● Material:
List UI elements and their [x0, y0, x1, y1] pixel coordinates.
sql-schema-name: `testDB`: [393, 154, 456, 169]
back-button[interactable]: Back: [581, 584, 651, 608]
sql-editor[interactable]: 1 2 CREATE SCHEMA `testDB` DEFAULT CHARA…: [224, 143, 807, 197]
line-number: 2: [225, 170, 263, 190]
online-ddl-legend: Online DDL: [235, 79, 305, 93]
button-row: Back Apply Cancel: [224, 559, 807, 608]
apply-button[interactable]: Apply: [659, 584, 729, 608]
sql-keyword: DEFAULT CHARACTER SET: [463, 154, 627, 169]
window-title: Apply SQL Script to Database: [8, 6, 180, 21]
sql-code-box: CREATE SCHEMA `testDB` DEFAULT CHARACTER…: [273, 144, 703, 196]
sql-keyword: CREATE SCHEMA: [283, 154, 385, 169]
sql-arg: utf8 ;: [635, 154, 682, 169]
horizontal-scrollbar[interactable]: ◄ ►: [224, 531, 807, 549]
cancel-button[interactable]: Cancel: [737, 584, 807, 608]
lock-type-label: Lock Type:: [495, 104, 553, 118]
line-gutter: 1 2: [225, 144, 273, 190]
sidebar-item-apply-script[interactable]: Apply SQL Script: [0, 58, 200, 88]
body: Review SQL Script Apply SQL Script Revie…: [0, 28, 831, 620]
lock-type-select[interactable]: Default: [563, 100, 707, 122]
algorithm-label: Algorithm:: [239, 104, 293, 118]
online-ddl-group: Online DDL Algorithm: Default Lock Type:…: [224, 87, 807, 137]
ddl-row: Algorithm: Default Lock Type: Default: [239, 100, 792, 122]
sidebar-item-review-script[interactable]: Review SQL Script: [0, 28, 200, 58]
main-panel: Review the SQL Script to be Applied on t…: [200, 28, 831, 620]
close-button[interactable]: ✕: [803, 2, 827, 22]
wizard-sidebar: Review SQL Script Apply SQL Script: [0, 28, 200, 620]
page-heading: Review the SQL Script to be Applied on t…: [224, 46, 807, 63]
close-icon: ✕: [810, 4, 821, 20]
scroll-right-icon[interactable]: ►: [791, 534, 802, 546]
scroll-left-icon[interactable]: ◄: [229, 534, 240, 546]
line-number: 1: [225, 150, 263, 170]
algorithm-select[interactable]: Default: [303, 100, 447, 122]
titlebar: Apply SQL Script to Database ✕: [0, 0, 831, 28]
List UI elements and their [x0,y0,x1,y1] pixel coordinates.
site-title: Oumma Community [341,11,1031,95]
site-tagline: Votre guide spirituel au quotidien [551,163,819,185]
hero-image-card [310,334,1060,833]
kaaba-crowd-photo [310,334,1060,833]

● What to work on:
Copy every one of the entries above word for word.

● The solution:
List UI elements and their [x0, y0, x1, y1] pixel coordinates.
sql-schema-name: `testDB`: [393, 154, 456, 169]
back-button[interactable]: Back: [581, 584, 651, 608]
sql-editor[interactable]: 1 2 CREATE SCHEMA `testDB` DEFAULT CHARA…: [224, 143, 807, 197]
line-number: 2: [225, 170, 263, 190]
online-ddl-legend: Online DDL: [235, 79, 305, 93]
button-row: Back Apply Cancel: [224, 559, 807, 608]
apply-button[interactable]: Apply: [659, 584, 729, 608]
sql-keyword: DEFAULT CHARACTER SET: [463, 154, 627, 169]
window-title: Apply SQL Script to Database: [8, 6, 180, 21]
sql-code-box: CREATE SCHEMA `testDB` DEFAULT CHARACTER…: [273, 144, 703, 196]
sql-keyword: CREATE SCHEMA: [283, 154, 385, 169]
sql-arg: utf8 ;: [635, 154, 682, 169]
horizontal-scrollbar[interactable]: ◄ ►: [224, 531, 807, 549]
cancel-button[interactable]: Cancel: [737, 584, 807, 608]
lock-type-label: Lock Type:: [495, 104, 553, 118]
line-gutter: 1 2: [225, 144, 273, 190]
sidebar-item-apply-script[interactable]: Apply SQL Script: [0, 58, 200, 88]
body: Review SQL Script Apply SQL Script Revie…: [0, 28, 831, 620]
lock-type-select[interactable]: Default: [563, 100, 707, 122]
algorithm-label: Algorithm:: [239, 104, 293, 118]
online-ddl-group: Online DDL Algorithm: Default Lock Type:…: [224, 87, 807, 137]
ddl-row: Algorithm: Default Lock Type: Default: [239, 100, 792, 122]
sidebar-item-review-script[interactable]: Review SQL Script: [0, 28, 200, 58]
main-panel: Review the SQL Script to be Applied on t…: [200, 28, 831, 620]
close-button[interactable]: ✕: [803, 2, 827, 22]
wizard-sidebar: Review SQL Script Apply SQL Script: [0, 28, 200, 620]
page-heading: Review the SQL Script to be Applied on t…: [224, 46, 807, 63]
close-icon: ✕: [810, 4, 821, 20]
scroll-right-icon[interactable]: ►: [791, 534, 802, 546]
scroll-left-icon[interactable]: ◄: [229, 534, 240, 546]
line-number: 1: [225, 150, 263, 170]
algorithm-select[interactable]: Default: [303, 100, 447, 122]
titlebar: Apply SQL Script to Database ✕: [0, 0, 831, 28]
List UI elements and their [x0,y0,x1,y1] pixel coordinates.
site-title: Oumma Community [341,11,1031,95]
site-tagline: Votre guide spirituel au quotidien [551,163,819,185]
hero-image-card [310,334,1060,833]
kaaba-crowd-photo [310,334,1060,833]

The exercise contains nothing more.